THE PROBLEM ▸
Identify the lines containing the word "kind". Copy each one.
------------------------------------
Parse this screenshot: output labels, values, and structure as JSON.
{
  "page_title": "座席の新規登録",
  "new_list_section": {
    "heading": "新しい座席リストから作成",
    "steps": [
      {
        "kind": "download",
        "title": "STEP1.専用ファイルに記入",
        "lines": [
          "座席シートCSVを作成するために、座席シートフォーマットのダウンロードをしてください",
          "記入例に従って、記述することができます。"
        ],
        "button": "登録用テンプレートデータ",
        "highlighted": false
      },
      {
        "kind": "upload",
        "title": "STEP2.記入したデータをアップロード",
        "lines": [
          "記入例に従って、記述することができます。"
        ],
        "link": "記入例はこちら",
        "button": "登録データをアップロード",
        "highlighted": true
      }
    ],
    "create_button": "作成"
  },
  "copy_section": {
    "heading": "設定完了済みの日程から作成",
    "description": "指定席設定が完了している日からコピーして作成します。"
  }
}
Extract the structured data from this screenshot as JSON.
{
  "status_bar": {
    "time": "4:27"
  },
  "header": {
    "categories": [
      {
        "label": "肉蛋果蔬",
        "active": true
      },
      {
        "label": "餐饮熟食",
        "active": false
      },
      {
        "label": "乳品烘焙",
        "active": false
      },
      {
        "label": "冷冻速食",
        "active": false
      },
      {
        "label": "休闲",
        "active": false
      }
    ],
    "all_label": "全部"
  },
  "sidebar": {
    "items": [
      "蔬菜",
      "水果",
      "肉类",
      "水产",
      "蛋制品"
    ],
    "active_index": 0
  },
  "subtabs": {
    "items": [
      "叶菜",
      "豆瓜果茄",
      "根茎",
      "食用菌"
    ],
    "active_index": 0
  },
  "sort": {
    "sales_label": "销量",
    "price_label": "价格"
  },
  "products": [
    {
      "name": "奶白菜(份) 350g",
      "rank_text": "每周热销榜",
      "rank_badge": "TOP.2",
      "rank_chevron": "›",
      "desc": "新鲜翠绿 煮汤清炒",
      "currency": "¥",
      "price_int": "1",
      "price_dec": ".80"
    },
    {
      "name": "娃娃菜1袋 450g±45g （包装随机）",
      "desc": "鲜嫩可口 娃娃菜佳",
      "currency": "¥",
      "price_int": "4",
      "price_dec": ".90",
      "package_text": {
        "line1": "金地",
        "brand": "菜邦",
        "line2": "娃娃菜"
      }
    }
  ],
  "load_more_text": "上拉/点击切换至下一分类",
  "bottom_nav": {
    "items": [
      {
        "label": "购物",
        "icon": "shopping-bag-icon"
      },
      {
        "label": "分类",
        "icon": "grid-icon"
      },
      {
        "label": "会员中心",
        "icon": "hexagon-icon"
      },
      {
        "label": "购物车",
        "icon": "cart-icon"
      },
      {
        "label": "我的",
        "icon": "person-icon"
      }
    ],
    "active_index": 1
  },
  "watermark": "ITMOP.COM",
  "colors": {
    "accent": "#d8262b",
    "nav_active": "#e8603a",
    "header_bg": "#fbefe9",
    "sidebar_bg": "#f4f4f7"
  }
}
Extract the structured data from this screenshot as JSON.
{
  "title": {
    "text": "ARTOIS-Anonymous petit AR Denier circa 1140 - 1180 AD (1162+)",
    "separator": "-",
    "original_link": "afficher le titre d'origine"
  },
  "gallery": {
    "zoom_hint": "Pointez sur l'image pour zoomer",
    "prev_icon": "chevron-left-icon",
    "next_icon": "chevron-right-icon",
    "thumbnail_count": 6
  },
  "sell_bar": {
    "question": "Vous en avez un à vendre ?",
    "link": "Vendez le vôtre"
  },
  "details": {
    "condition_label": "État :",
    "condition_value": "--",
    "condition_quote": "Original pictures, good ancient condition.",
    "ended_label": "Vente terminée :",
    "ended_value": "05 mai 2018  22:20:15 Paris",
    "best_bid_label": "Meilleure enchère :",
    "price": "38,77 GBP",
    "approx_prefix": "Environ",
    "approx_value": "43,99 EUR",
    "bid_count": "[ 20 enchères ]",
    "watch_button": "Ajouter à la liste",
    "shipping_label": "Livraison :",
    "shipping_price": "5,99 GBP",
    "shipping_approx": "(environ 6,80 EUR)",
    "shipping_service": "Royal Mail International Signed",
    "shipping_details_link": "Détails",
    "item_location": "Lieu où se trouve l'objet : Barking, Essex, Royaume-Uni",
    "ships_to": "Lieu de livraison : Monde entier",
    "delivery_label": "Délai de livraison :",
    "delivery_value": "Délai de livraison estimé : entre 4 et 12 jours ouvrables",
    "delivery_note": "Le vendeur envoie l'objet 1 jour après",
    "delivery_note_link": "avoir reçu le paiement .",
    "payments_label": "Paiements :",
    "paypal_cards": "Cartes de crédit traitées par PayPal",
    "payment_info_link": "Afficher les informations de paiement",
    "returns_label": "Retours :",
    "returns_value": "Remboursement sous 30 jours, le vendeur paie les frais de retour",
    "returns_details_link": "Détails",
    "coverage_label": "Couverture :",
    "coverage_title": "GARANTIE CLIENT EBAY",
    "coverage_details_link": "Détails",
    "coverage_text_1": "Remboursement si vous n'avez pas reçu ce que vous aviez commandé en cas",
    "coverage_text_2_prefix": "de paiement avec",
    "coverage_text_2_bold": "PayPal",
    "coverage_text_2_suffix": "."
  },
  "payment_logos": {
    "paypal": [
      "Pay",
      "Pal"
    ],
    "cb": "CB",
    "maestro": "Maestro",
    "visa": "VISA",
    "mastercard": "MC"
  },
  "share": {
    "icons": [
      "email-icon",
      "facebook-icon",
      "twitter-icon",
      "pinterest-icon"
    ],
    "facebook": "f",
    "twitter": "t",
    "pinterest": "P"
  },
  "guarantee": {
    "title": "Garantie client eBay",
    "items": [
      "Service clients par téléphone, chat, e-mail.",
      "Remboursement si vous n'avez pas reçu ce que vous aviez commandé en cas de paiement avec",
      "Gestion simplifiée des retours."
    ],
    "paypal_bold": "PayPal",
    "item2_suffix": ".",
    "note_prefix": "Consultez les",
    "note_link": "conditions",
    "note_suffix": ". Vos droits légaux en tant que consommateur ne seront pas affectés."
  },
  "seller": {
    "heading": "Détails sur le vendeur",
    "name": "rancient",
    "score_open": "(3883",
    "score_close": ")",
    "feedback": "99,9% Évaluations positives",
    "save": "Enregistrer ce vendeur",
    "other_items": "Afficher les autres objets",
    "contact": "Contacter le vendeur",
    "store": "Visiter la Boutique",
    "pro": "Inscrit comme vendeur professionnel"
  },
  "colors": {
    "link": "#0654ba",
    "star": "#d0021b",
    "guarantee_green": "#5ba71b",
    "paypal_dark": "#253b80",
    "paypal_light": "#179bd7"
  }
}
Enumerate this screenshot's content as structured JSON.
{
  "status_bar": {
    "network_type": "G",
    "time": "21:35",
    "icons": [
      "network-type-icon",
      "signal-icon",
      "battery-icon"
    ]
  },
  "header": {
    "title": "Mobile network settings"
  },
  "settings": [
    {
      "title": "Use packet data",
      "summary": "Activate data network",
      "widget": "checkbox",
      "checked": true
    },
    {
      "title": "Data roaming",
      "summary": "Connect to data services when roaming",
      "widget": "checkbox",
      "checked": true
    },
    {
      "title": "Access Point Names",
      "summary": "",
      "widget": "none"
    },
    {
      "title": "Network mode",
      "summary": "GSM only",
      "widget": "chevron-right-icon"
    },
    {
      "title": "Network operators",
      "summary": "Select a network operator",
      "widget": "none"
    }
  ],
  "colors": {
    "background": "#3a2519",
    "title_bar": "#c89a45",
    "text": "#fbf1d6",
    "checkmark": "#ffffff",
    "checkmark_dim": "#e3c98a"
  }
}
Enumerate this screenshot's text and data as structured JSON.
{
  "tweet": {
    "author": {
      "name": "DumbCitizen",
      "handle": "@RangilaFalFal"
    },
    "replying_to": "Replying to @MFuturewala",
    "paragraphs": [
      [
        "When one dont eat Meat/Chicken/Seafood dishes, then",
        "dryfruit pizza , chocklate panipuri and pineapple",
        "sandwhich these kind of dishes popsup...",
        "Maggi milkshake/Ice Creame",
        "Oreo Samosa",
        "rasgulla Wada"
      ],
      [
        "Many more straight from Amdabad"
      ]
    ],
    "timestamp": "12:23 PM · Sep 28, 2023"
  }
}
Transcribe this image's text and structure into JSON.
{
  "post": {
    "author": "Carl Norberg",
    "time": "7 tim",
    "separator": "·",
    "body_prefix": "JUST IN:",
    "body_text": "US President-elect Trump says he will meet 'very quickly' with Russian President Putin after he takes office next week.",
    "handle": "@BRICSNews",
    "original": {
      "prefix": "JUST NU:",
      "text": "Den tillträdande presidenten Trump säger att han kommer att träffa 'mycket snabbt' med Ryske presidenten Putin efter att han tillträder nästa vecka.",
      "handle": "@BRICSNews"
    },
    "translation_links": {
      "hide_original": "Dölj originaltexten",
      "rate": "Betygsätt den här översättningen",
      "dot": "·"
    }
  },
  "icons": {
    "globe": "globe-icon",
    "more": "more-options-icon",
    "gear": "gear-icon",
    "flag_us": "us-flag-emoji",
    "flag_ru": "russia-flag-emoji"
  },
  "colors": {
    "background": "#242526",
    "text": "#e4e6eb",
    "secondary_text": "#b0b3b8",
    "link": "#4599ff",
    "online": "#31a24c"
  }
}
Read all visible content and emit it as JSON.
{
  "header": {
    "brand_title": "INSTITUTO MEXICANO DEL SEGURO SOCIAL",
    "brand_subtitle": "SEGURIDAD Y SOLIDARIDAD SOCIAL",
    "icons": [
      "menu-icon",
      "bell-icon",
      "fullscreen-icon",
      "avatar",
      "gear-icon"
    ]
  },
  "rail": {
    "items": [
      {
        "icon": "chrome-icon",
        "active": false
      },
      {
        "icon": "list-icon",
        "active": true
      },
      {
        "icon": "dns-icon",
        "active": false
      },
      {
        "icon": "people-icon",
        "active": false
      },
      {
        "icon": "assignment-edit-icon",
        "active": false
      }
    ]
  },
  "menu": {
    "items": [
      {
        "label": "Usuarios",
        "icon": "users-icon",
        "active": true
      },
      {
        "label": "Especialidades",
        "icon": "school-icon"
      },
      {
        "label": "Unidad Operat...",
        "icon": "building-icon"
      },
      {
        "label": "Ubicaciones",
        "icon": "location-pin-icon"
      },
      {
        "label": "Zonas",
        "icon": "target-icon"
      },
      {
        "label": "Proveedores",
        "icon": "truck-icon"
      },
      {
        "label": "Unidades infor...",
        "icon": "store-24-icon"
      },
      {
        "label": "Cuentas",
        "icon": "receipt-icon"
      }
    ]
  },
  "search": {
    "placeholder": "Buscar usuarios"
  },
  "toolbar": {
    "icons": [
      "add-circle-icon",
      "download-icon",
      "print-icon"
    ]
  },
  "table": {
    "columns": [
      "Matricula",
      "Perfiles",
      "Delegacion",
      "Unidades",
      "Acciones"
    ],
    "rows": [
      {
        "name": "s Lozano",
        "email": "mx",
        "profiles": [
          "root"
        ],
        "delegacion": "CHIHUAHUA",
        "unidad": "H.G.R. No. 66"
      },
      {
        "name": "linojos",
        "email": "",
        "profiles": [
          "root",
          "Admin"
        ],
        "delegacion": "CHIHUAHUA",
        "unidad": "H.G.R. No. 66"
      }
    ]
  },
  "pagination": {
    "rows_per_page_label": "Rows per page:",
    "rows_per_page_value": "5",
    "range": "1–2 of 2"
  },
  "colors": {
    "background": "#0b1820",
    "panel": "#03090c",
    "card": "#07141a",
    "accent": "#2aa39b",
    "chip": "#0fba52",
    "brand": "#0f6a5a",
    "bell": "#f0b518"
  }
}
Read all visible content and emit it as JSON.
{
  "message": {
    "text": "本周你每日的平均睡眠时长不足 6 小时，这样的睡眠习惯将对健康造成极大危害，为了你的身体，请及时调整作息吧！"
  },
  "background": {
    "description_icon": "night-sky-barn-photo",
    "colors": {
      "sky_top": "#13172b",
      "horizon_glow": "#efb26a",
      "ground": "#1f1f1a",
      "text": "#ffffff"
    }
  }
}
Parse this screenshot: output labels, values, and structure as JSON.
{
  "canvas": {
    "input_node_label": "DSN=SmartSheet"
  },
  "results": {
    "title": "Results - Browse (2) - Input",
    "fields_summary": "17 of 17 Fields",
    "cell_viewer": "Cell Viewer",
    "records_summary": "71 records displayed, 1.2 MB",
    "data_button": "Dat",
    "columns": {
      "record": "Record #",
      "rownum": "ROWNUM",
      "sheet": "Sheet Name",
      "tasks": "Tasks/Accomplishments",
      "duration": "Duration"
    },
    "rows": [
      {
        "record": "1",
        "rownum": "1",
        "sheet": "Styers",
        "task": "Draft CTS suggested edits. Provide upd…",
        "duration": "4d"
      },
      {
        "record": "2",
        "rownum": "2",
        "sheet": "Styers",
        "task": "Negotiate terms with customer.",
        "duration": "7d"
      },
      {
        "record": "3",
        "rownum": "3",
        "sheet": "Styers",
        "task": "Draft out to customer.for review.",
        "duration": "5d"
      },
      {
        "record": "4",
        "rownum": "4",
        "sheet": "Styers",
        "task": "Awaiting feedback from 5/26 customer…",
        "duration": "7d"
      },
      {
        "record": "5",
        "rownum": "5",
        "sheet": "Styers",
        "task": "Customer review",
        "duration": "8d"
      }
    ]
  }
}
------------------------------------
THE RESULT ▸
        "kind": "download",
        "kind": "upload",
        "sandwhich these kind of dishes popsup...",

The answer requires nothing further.